------ Record set
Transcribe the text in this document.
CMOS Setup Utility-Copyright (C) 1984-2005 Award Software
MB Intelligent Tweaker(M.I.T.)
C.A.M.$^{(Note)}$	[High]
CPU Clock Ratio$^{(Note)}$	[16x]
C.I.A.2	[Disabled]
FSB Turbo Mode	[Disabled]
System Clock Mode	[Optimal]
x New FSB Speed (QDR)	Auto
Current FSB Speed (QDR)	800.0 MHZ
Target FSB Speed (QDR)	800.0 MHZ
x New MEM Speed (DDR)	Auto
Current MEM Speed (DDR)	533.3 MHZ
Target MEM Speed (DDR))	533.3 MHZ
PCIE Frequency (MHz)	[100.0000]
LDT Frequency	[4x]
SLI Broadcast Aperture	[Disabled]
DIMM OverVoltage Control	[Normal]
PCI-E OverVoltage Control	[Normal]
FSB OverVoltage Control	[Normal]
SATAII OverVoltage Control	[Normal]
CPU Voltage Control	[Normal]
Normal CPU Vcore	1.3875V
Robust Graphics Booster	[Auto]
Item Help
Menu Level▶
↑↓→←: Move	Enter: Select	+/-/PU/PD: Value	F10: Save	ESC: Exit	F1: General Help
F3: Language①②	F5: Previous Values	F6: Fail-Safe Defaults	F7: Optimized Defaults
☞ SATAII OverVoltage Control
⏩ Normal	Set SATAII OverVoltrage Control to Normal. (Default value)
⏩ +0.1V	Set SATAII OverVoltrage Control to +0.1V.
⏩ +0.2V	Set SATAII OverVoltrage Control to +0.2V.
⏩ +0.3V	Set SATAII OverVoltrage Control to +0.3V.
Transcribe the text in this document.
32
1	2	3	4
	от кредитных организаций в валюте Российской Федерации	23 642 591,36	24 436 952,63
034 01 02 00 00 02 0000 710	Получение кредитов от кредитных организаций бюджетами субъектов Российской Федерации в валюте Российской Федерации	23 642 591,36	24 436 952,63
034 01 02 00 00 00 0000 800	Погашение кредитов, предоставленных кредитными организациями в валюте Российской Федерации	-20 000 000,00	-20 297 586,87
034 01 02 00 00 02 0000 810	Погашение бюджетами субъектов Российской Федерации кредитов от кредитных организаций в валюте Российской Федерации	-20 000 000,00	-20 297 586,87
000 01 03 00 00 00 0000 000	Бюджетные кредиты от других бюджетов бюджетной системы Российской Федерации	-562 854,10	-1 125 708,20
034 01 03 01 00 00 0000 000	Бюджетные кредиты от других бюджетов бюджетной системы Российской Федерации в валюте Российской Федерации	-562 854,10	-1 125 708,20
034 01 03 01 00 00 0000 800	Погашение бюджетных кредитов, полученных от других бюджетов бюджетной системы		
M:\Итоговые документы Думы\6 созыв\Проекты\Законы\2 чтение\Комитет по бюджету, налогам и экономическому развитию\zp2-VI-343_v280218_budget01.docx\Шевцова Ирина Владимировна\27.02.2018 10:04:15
------------
• **Exercise brief**
Restate each record word for word.

• **Result below**
Transcribe the text in this document.
CMOS Setup Utility-Copyright (C) 1984-2005 Award Software
MB Intelligent Tweaker(M.I.T.)
C.A.M.$^{(Note)}$	[High]
CPU Clock Ratio$^{(Note)}$	[16x]
C.I.A.2	[Disabled]
FSB Turbo Mode	[Disabled]
System Clock Mode	[Optimal]
x New FSB Speed (QDR)	Auto
Current FSB Speed (QDR)	800.0 MHZ
Target FSB Speed (QDR)	800.0 MHZ
x New MEM Speed (DDR)	Auto
Current MEM Speed (DDR)	533.3 MHZ
Target MEM Speed (DDR))	533.3 MHZ
PCIE Frequency (MHz)	[100.0000]
LDT Frequency	[4x]
SLI Broadcast Aperture	[Disabled]
DIMM OverVoltage Control	[Normal]
PCI-E OverVoltage Control	[Normal]
FSB OverVoltage Control	[Normal]
SATAII OverVoltage Control	[Normal]
CPU Voltage Control	[Normal]
Normal CPU Vcore	1.3875V
Robust Graphics Booster	[Auto]
Item Help
Menu Level▶
↑↓→←: Move	Enter: Select	+/-/PU/PD: Value	F10: Save	ESC: Exit	F1: General Help
F3: Language①②	F5: Previous Values	F6: Fail-Safe Defaults	F7: Optimized Defaults
☞ SATAII OverVoltage Control
⏩ Normal	Set SATAII OverVoltrage Control to Normal. (Default value)
⏩ +0.1V	Set SATAII OverVoltrage Control to +0.1V.
⏩ +0.2V	Set SATAII OverVoltrage Control to +0.2V.
⏩ +0.3V	Set SATAII OverVoltrage Control to +0.3V.
Transcribe the text in this document.
32
1	2	3	4
	от кредитных организаций в валюте Российской Федерации	23 642 591,36	24 436 952,63
034 01 02 00 00 02 0000 710	Получение кредитов от кредитных организаций бюджетами субъектов Российской Федерации в валюте Российской Федерации	23 642 591,36	24 436 952,63
034 01 02 00 00 00 0000 800	Погашение кредитов, предоставленных кредитными организациями в валюте Российской Федерации	-20 000 000,00	-20 297 586,87
034 01 02 00 00 02 0000 810	Погашение бюджетами субъектов Российской Федерации кредитов от кредитных организаций в валюте Российской Федерации	-20 000 000,00	-20 297 586,87
000 01 03 00 00 00 0000 000	Бюджетные кредиты от других бюджетов бюджетной системы Российской Федерации	-562 854,10	-1 125 708,20
034 01 03 01 00 00 0000 000	Бюджетные кредиты от других бюджетов бюджетной системы Российской Федерации в валюте Российской Федерации	-562 854,10	-1 125 708,20
034 01 03 01 00 00 0000 800	Погашение бюджетных кредитов, полученных от других бюджетов бюджетной системы		
M:\Итоговые документы Думы\6 созыв\Проекты\Законы\2 чтение\Комитет по бюджету, налогам и экономическому развитию\zp2-VI-343_v280218_budget01.docx\Шевцова Ирина Владимировна\27.02.2018 10:04:15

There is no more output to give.